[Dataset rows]

***

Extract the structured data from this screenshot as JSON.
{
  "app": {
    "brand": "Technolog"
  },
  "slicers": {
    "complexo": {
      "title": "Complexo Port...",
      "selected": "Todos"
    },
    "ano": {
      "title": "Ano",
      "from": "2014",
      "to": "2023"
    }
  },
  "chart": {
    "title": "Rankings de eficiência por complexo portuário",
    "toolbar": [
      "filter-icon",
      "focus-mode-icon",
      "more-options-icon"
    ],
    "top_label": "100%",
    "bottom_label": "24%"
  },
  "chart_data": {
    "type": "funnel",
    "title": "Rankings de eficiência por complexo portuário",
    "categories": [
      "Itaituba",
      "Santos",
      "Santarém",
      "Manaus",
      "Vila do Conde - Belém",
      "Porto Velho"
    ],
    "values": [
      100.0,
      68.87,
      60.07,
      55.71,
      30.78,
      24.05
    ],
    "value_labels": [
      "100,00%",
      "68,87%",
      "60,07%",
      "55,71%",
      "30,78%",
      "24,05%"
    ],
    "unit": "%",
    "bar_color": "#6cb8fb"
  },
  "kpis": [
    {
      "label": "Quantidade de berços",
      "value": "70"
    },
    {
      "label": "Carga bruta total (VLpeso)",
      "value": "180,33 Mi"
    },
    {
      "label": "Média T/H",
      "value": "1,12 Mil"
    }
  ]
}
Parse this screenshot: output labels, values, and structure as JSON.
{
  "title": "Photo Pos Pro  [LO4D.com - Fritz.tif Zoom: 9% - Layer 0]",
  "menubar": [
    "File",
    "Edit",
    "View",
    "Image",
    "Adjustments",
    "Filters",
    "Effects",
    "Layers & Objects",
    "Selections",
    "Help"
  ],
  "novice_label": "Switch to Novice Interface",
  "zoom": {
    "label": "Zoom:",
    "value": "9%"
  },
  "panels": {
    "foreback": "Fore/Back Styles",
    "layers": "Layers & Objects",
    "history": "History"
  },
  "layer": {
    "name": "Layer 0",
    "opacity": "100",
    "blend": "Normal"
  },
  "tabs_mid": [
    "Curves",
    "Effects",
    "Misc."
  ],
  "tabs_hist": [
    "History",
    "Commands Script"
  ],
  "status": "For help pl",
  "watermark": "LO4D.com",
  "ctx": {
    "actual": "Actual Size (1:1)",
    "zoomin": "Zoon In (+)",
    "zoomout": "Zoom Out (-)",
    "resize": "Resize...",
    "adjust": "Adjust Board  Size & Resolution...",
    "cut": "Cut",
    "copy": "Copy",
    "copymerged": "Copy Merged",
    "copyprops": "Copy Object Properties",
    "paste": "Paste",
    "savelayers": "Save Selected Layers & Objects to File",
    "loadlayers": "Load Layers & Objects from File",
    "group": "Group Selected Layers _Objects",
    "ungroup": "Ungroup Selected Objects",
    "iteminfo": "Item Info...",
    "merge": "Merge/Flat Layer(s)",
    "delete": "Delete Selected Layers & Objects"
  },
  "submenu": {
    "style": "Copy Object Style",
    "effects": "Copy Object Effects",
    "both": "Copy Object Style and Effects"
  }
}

***

→ **Task brief**
Write the material out again in its entirety, exactly as shown.

→ **Answer**
Extract the structured data from this screenshot as JSON.
{
  "app": {
    "brand": "Technolog"
  },
  "slicers": {
    "complexo": {
      "title": "Complexo Port...",
      "selected": "Todos"
    },
    "ano": {
      "title": "Ano",
      "from": "2014",
      "to": "2023"
    }
  },
  "chart": {
    "title": "Rankings de eficiência por complexo portuário",
    "toolbar": [
      "filter-icon",
      "focus-mode-icon",
      "more-options-icon"
    ],
    "top_label": "100%",
    "bottom_label": "24%"
  },
  "chart_data": {
    "type": "funnel",
    "title": "Rankings de eficiência por complexo portuário",
    "categories": [
      "Itaituba",
      "Santos",
      "Santarém",
      "Manaus",
      "Vila do Conde - Belém",
      "Porto Velho"
    ],
    "values": [
      100.0,
      68.87,
      60.07,
      55.71,
      30.78,
      24.05
    ],
    "value_labels": [
      "100,00%",
      "68,87%",
      "60,07%",
      "55,71%",
      "30,78%",
      "24,05%"
    ],
    "unit": "%",
    "bar_color": "#6cb8fb"
  },
  "kpis": [
    {
      "label": "Quantidade de berços",
      "value": "70"
    },
    {
      "label": "Carga bruta total (VLpeso)",
      "value": "180,33 Mi"
    },
    {
      "label": "Média T/H",
      "value": "1,12 Mil"
    }
  ]
}
Parse this screenshot: output labels, values, and structure as JSON.
{
  "title": "Photo Pos Pro  [LO4D.com - Fritz.tif Zoom: 9% - Layer 0]",
  "menubar": [
    "File",
    "Edit",
    "View",
    "Image",
    "Adjustments",
    "Filters",
    "Effects",
    "Layers & Objects",
    "Selections",
    "Help"
  ],
  "novice_label": "Switch to Novice Interface",
  "zoom": {
    "label": "Zoom:",
    "value": "9%"
  },
  "panels": {
    "foreback": "Fore/Back Styles",
    "layers": "Layers & Objects",
    "history": "History"
  },
  "layer": {
    "name": "Layer 0",
    "opacity": "100",
    "blend": "Normal"
  },
  "tabs_mid": [
    "Curves",
    "Effects",
    "Misc."
  ],
  "tabs_hist": [
    "History",
    "Commands Script"
  ],
  "status": "For help pl",
  "watermark": "LO4D.com",
  "ctx": {
    "actual": "Actual Size (1:1)",
    "zoomin": "Zoon In (+)",
    "zoomout": "Zoom Out (-)",
    "resize": "Resize...",
    "adjust": "Adjust Board  Size & Resolution...",
    "cut": "Cut",
    "copy": "Copy",
    "copymerged": "Copy Merged",
    "copyprops": "Copy Object Properties",
    "paste": "Paste",
    "savelayers": "Save Selected Layers & Objects to File",
    "loadlayers": "Load Layers & Objects from File",
    "group": "Group Selected Layers _Objects",
    "ungroup": "Ungroup Selected Objects",
    "iteminfo": "Item Info...",
    "merge": "Merge/Flat Layer(s)",
    "delete": "Delete Selected Layers & Objects"
  },
  "submenu": {
    "style": "Copy Object Style",
    "effects": "Copy Object Effects",
    "both": "Copy Object Style and Effects"
  }
}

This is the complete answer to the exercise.